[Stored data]
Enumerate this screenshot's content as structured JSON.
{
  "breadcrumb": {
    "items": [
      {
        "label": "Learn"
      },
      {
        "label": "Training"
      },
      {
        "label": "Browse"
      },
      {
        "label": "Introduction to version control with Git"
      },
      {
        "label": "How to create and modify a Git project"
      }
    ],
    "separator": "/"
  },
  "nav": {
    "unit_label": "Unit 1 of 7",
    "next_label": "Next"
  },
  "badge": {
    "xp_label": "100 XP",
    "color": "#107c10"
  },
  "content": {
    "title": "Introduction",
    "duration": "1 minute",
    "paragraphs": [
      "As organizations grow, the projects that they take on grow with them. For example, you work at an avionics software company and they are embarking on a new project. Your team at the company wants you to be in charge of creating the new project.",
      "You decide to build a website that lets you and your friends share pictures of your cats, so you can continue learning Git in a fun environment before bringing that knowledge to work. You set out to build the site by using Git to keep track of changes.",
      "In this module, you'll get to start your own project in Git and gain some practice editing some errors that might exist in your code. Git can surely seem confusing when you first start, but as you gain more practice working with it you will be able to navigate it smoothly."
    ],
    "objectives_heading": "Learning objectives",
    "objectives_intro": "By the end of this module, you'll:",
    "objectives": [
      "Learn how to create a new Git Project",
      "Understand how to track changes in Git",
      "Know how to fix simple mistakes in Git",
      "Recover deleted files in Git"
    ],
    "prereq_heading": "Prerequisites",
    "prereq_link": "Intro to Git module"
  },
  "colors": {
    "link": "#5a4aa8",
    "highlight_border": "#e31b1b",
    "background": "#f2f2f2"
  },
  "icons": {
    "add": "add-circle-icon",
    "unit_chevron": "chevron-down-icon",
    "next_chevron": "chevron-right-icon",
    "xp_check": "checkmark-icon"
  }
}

* * *

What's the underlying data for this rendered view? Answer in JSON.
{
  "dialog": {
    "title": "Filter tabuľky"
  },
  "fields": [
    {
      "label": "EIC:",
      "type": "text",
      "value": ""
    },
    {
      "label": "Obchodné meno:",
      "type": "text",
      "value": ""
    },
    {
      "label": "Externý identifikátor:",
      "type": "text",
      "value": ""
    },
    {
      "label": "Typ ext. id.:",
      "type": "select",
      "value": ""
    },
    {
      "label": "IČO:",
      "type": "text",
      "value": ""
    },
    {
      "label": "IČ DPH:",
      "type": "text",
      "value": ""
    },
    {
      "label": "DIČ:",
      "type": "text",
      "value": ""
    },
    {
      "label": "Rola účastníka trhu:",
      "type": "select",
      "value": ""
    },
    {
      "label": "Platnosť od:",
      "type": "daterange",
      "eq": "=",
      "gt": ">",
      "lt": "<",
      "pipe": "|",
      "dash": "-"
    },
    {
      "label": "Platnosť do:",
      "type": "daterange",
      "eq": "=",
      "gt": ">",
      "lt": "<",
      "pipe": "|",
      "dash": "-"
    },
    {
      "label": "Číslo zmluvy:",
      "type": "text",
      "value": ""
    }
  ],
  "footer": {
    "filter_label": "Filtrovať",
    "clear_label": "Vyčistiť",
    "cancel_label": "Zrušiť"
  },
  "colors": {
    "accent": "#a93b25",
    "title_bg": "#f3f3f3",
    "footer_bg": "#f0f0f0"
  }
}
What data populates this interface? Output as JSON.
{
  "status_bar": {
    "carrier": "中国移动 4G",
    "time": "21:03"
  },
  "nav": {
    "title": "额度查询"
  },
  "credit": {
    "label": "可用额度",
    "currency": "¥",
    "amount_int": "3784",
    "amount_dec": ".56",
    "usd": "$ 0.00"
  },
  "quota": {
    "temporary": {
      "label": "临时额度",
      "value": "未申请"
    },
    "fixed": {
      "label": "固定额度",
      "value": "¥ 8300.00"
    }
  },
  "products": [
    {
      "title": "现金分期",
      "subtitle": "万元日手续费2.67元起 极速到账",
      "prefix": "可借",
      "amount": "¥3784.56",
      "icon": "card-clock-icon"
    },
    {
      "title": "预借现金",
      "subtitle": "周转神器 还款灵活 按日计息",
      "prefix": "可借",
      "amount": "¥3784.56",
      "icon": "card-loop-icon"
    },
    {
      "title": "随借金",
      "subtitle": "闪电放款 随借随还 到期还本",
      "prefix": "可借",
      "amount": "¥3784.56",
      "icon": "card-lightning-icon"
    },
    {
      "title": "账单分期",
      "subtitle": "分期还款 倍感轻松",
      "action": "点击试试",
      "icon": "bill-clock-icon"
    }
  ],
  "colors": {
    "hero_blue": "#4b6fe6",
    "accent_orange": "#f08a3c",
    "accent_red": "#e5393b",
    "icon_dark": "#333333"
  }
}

[WHAT IS REQUIRED] Show each line of the data that contains the string "content".

[ANSWER FOR THIS EXERCISE]
Enumerate this screenshot's content as structured JSON.
  "content": {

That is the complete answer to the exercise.